Report how many lines below contain the word "oficial", and give only that number.

Working data »
───
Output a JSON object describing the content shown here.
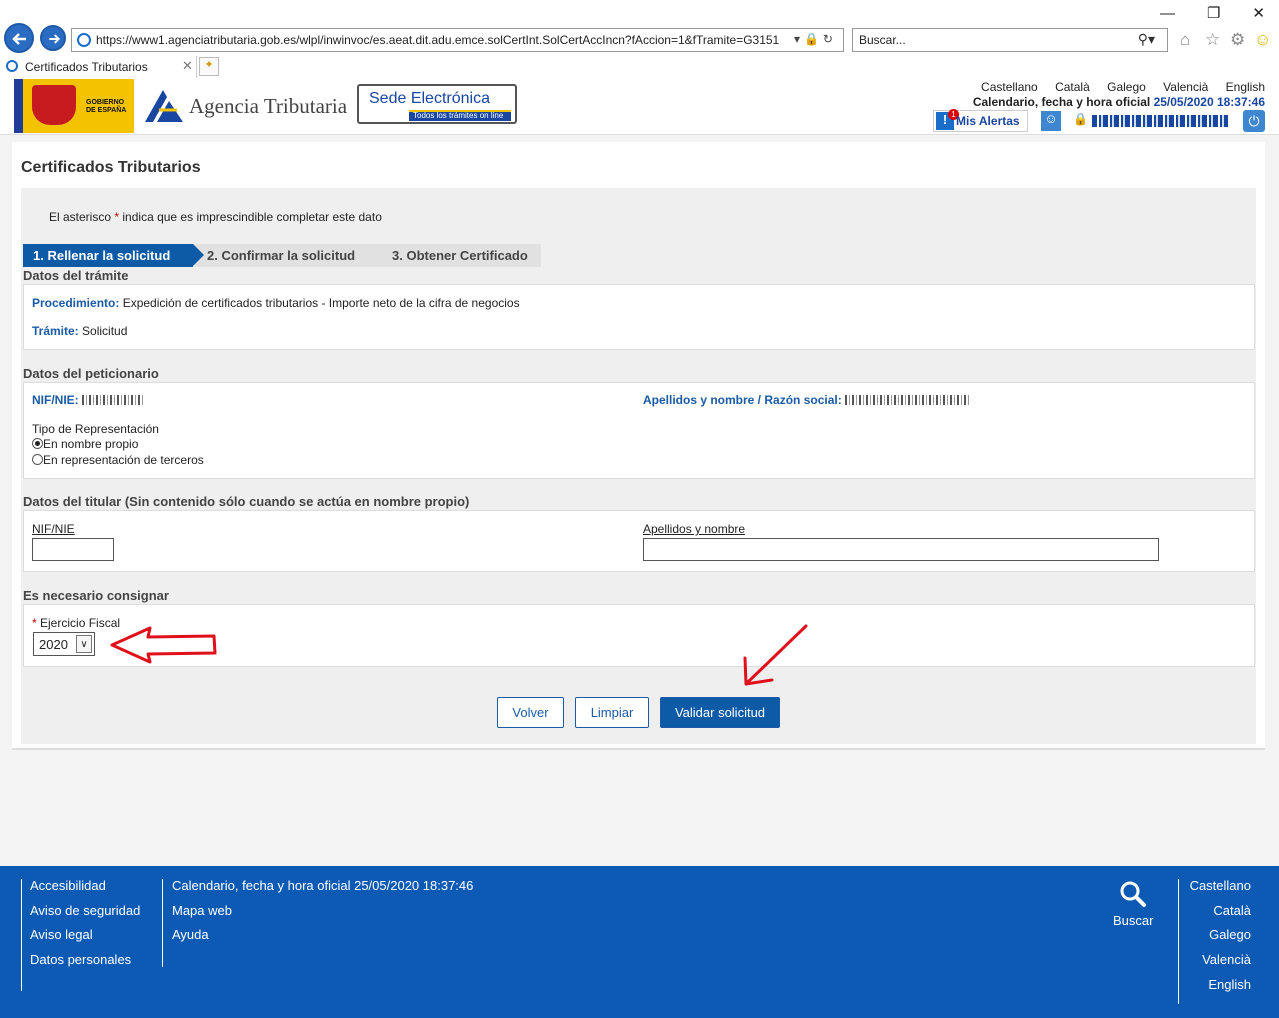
{
  "browser": {
    "url": "https://www1.agenciatributaria.gob.es/wlpl/inwinvoc/es.aeat.dit.adu.emce.solCertInt.SolCertAccIncn?fAccion=1&fTramite=G3151",
    "search_placeholder": "Buscar...",
    "tab_title": "Certificados Tributarios"
  },
  "header": {
    "gobierno": "GOBIERNO DE ESPAÑA",
    "agency": "Agencia Tributaria",
    "sede_title": "Sede Electrónica",
    "sede_subtitle": "Todos los trámites on line",
    "languages": [
      "Castellano",
      "Català",
      "Galego",
      "Valencià",
      "English"
    ],
    "calendar_label": "Calendario, fecha y hora oficial",
    "calendar_datetime": "25/05/2020 18:37:46",
    "alerts_label": "Mis Alertas",
    "alerts_count": "1"
  },
  "page": {
    "title": "Certificados Tributarios",
    "asterisk_note_pre": "El asterisco",
    "asterisk_symbol": "*",
    "asterisk_note_post": "indica que es imprescindible completar este dato",
    "steps": [
      "1. Rellenar la solicitud",
      "2. Confirmar la solicitud",
      "3. Obtener Certificado"
    ]
  },
  "tramite": {
    "section_title": "Datos del trámite",
    "procedimiento_label": "Procedimiento:",
    "procedimiento_value": "Expedición de certificados tributarios - Importe neto de la cifra de negocios",
    "tramite_label": "Trámite:",
    "tramite_value": "Solicitud"
  },
  "peticionario": {
    "section_title": "Datos del peticionario",
    "nif_label": "NIF/NIE:",
    "nombre_label": "Apellidos y nombre / Razón social:",
    "representacion_label": "Tipo de Representación",
    "options": [
      {
        "label": "En nombre propio",
        "selected": true
      },
      {
        "label": "En representación de terceros",
        "selected": false
      }
    ]
  },
  "titular": {
    "section_title": "Datos del titular (Sin contenido sólo cuando se actúa en nombre propio)",
    "nif_label": "NIF/NIE",
    "nif_value": "",
    "nombre_label": "Apellidos y nombre",
    "nombre_value": ""
  },
  "consignar": {
    "section_title": "Es necesario consignar",
    "required_mark": "*",
    "ejercicio_label": "Ejercicio Fiscal",
    "ejercicio_value": "2020"
  },
  "buttons": {
    "volver": "Volver",
    "limpiar": "Limpiar",
    "validar": "Validar solicitud"
  },
  "footer": {
    "col1": [
      "Accesibilidad",
      "Aviso de seguridad",
      "Aviso legal",
      "Datos personales"
    ],
    "col2": [
      "Calendario, fecha y hora oficial 25/05/2020 18:37:46",
      "Mapa web",
      "Ayuda"
    ],
    "search_label": "Buscar",
    "languages": [
      "Castellano",
      "Català",
      "Galego",
      "Valencià",
      "English"
    ]
  },
  "colors": {
    "brand_blue": "#0d5aa7",
    "footer_blue": "#0d5ab5",
    "annotation_red": "#e0101a"
  }
}
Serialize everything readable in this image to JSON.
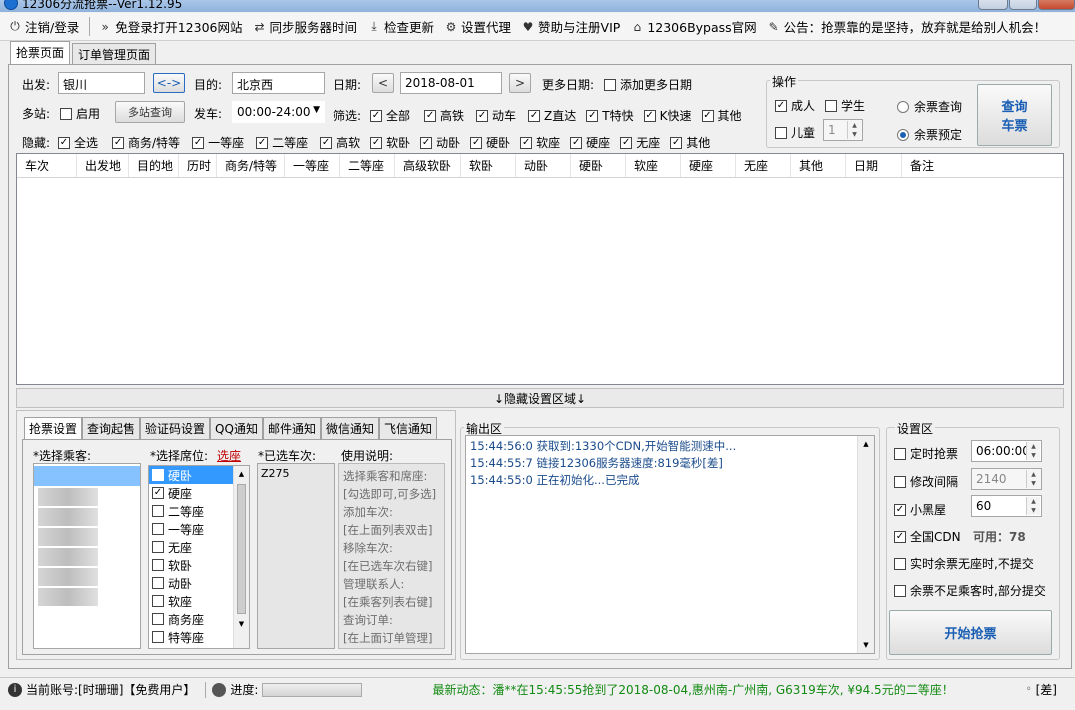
{
  "window": {
    "title": "12306分流抢票--Ver1.12.95"
  },
  "menu": {
    "items": [
      {
        "icon": "power-icon",
        "label": "注销/登录"
      },
      {
        "icon": "double-chevron-icon",
        "label": "免登录打开12306网站"
      },
      {
        "icon": "sync-icon",
        "label": "同步服务器时间"
      },
      {
        "icon": "download-icon",
        "label": "检查更新"
      },
      {
        "icon": "gear-icon",
        "label": "设置代理"
      },
      {
        "icon": "heart-icon",
        "label": "赞助与注册VIP"
      },
      {
        "icon": "home-icon",
        "label": "12306Bypass官网"
      },
      {
        "icon": "tag-icon",
        "label": "公告：抢票靠的是坚持，放弃就是给别人机会！"
      }
    ]
  },
  "tabs": {
    "ticket": "抢票页面",
    "orders": "订单管理页面"
  },
  "search": {
    "from_label": "出发:",
    "from_value": "银川",
    "swap_label": "<->",
    "to_label": "目的:",
    "to_value": "北京西",
    "date_label": "日期:",
    "date_value": "2018-08-01",
    "prev": "<",
    "next": ">",
    "more_dates_label": "更多日期:",
    "add_dates_label": "添加更多日期",
    "multi_label": "多站:",
    "enable_label": "启用",
    "multi_query_btn": "多站查询",
    "depart_label": "发车:",
    "depart_value": "00:00-24:00",
    "filter_label": "筛选:",
    "filters": [
      "全部",
      "高铁",
      "动车",
      "Z直达",
      "T特快",
      "K快速",
      "其他"
    ],
    "hide_label": "隐藏:",
    "hide_items": [
      "全选",
      "商务/特等",
      "一等座",
      "二等座",
      "高软",
      "软卧",
      "动卧",
      "硬卧",
      "软座",
      "硬座",
      "无座",
      "其他"
    ]
  },
  "ops": {
    "title": "操作",
    "adult": "成人",
    "student": "学生",
    "child": "儿童",
    "child_count": "1",
    "remain_query": "余票查询",
    "remain_reserve": "余票预定",
    "query_btn_l1": "查询",
    "query_btn_l2": "车票"
  },
  "grid": {
    "columns": [
      "车次",
      "出发地",
      "目的地",
      "历时",
      "商务/特等",
      "一等座",
      "二等座",
      "高级软卧",
      "软卧",
      "动卧",
      "硬卧",
      "软座",
      "硬座",
      "无座",
      "其他",
      "日期",
      "备注"
    ]
  },
  "hide_area": "↓隐藏设置区域↓",
  "bottom_tabs": [
    "抢票设置",
    "查询起售",
    "验证码设置",
    "QQ通知",
    "邮件通知",
    "微信通知",
    "飞信通知"
  ],
  "passengers": {
    "label": "*选择乘客:"
  },
  "seats": {
    "label": "*选择席位:",
    "link": "选座",
    "items": [
      {
        "name": "硬卧",
        "checked": false,
        "selected": true
      },
      {
        "name": "硬座",
        "checked": true,
        "selected": false
      },
      {
        "name": "二等座",
        "checked": false,
        "selected": false
      },
      {
        "name": "一等座",
        "checked": false,
        "selected": false
      },
      {
        "name": "无座",
        "checked": false,
        "selected": false
      },
      {
        "name": "软卧",
        "checked": false,
        "selected": false
      },
      {
        "name": "动卧",
        "checked": false,
        "selected": false
      },
      {
        "name": "软座",
        "checked": false,
        "selected": false
      },
      {
        "name": "商务座",
        "checked": false,
        "selected": false
      },
      {
        "name": "特等座",
        "checked": false,
        "selected": false
      }
    ]
  },
  "trains": {
    "label": "*已选车次:",
    "items": [
      "Z275"
    ]
  },
  "usage": {
    "label": "使用说明:",
    "lines": [
      "选择乘客和席座:",
      "[勾选即可,可多选]",
      "添加车次:",
      "[在上面列表双击]",
      "移除车次:",
      "[在已选车次右键]",
      "管理联系人:",
      "[在乘客列表右键]",
      "查询订单:",
      "[在上面订单管理]"
    ]
  },
  "output": {
    "label": "输出区",
    "lines": [
      "15:44:56:0  获取到:1330个CDN,开始智能测速中...",
      "15:44:55:7  链接12306服务器速度:819毫秒[差]",
      "15:44:55:0  正在初始化...已完成"
    ]
  },
  "settings": {
    "label": "设置区",
    "timed": "定时抢票",
    "timed_value": "06:00:00",
    "interval": "修改间隔",
    "interval_value": "2140",
    "blackroom": "小黑屋",
    "blackroom_value": "60",
    "cdn": "全国CDN",
    "cdn_avail": "可用：78",
    "opt1": "实时余票无座时,不提交",
    "opt2": "余票不足乘客时,部分提交",
    "start_btn": "开始抢票"
  },
  "status": {
    "account": "当前账号:[时珊珊]【免费用户】",
    "progress_label": "进度:",
    "news": "最新动态：潘**在15:45:55抢到了2018-08-04,惠州南-广州南, G6319车次, ¥94.5元的二等座！",
    "net": "[差]"
  },
  "colors": {
    "accent": "#1a5fb4",
    "news_green": "#138a13",
    "link_red": "#c00000",
    "log_blue": "#1a4b8c"
  }
}
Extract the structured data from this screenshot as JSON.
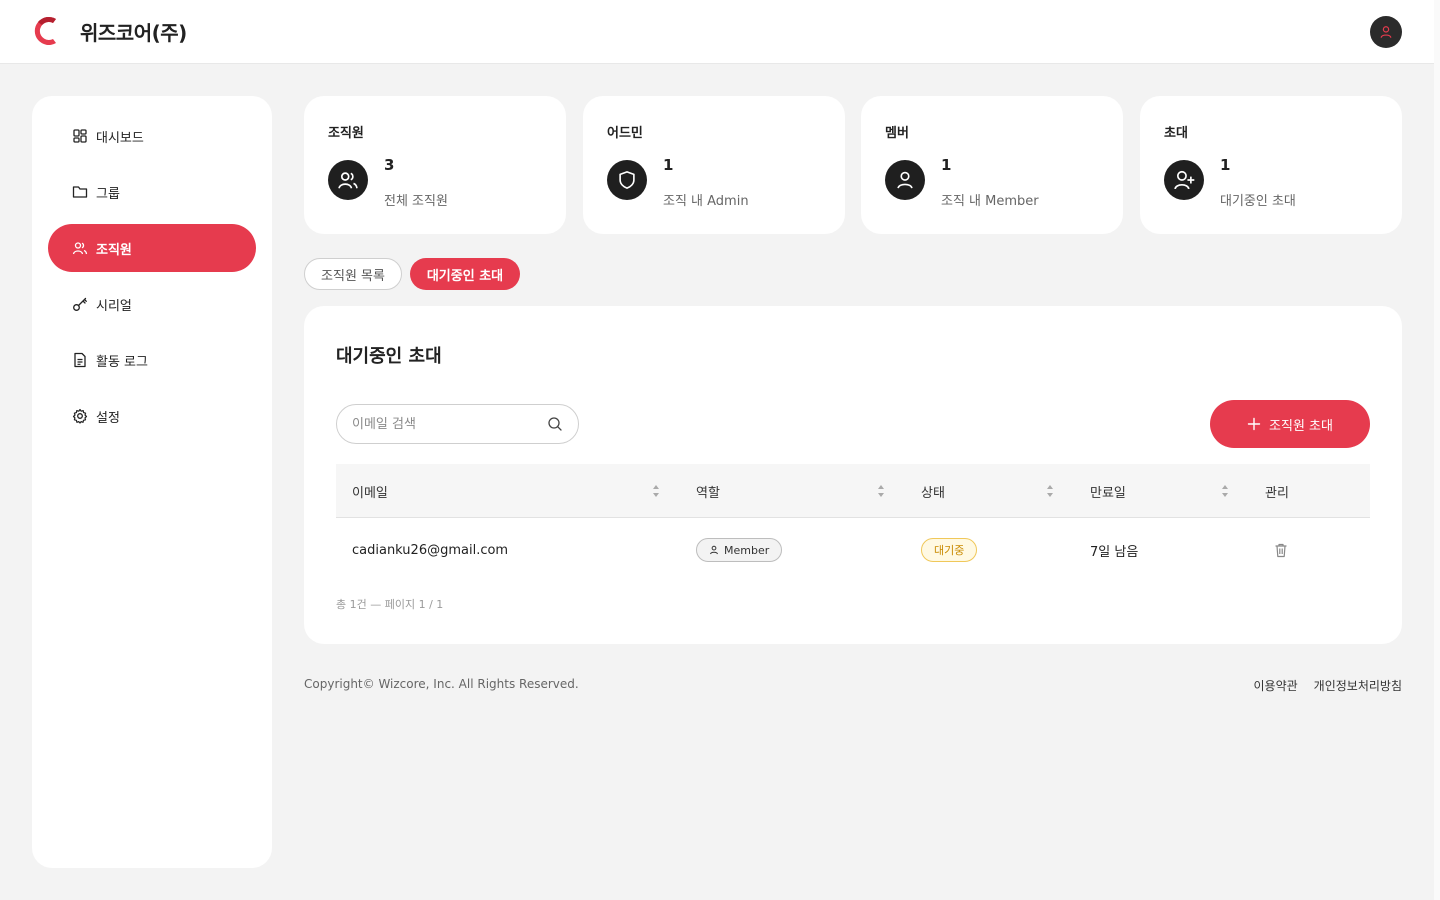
{
  "header": {
    "company_name": "위즈코어(주)"
  },
  "sidebar": {
    "items": [
      {
        "label": "대시보드",
        "icon": "dashboard-icon",
        "active": false
      },
      {
        "label": "그룹",
        "icon": "folder-icon",
        "active": false
      },
      {
        "label": "조직원",
        "icon": "users-icon",
        "active": true
      },
      {
        "label": "시리얼",
        "icon": "key-icon",
        "active": false
      },
      {
        "label": "활동 로그",
        "icon": "document-icon",
        "active": false
      },
      {
        "label": "설정",
        "icon": "gear-icon",
        "active": false
      }
    ]
  },
  "stats": [
    {
      "title": "조직원",
      "value": "3",
      "desc": "전체 조직원",
      "icon": "users-icon"
    },
    {
      "title": "어드민",
      "value": "1",
      "desc": "조직 내 Admin",
      "icon": "shield-icon"
    },
    {
      "title": "멤버",
      "value": "1",
      "desc": "조직 내 Member",
      "icon": "user-icon"
    },
    {
      "title": "초대",
      "value": "1",
      "desc": "대기중인 초대",
      "icon": "user-plus-icon"
    }
  ],
  "tabs": [
    {
      "label": "조직원 목록",
      "active": false
    },
    {
      "label": "대기중인 초대",
      "active": true
    }
  ],
  "panel": {
    "title": "대기중인 초대",
    "search_placeholder": "이메일 검색",
    "invite_button": "조직원 초대",
    "columns": [
      "이메일",
      "역할",
      "상태",
      "만료일",
      "관리"
    ],
    "rows": [
      {
        "email": "cadianku26@gmail.com",
        "role": "Member",
        "status": "대기중",
        "expires": "7일 남음"
      }
    ],
    "page_info": "총 1건 — 페이지 1 / 1"
  },
  "footer": {
    "copyright": "Copyright© Wizcore, Inc. All Rights Reserved.",
    "links": [
      "이용약관",
      "개인정보처리방침"
    ]
  },
  "colors": {
    "accent": "#e63b4e",
    "pending_status": "#c98a00"
  }
}
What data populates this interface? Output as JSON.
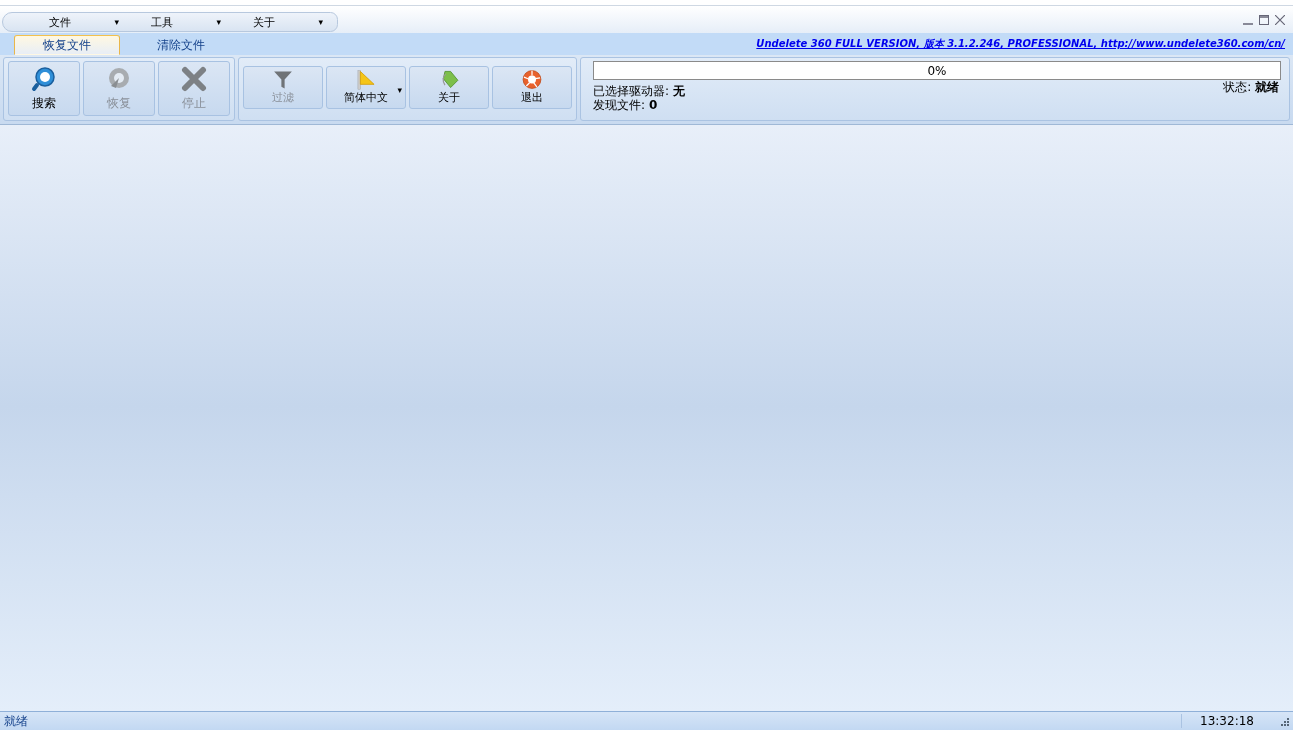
{
  "menu": [
    {
      "label": "文件",
      "arrow": "▾"
    },
    {
      "label": "工具",
      "arrow": "▾"
    },
    {
      "label": "关于",
      "arrow": "▾"
    }
  ],
  "tabs": [
    {
      "label": "恢复文件",
      "selected": true
    },
    {
      "label": "清除文件",
      "selected": false
    }
  ],
  "version_link": "Undelete 360 FULL VERSION, 版本 3.1.2.246, PROFESSIONAL, http://www.undelete360.com/cn/",
  "toolbar_groups": [
    [
      {
        "kind": "search",
        "label": "搜索",
        "disabled": false
      },
      {
        "kind": "recover",
        "label": "恢复",
        "disabled": true
      },
      {
        "kind": "stop",
        "label": "停止",
        "disabled": true
      }
    ],
    [
      {
        "kind": "filter",
        "label": "过滤",
        "disabled": true
      },
      {
        "kind": "language",
        "label": "简体中文",
        "disabled": false,
        "arrow": "▾"
      },
      {
        "kind": "about",
        "label": "关于",
        "disabled": false
      },
      {
        "kind": "exit",
        "label": "退出",
        "disabled": false
      }
    ]
  ],
  "progress": {
    "level": 0,
    "reading": "0%"
  },
  "info": {
    "drive_label": "已选择驱动器:",
    "drive_value": "无",
    "files_label": "发现文件:",
    "files_value": "0",
    "state_label": "状态:",
    "state_value": "就绪"
  },
  "status_bar": {
    "message": "就绪",
    "time": "13:32:18"
  }
}
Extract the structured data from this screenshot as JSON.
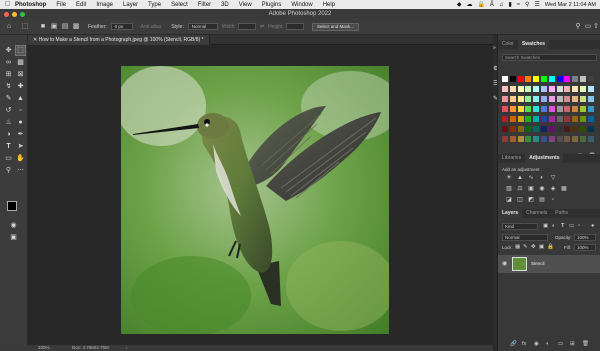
───
Result below » 2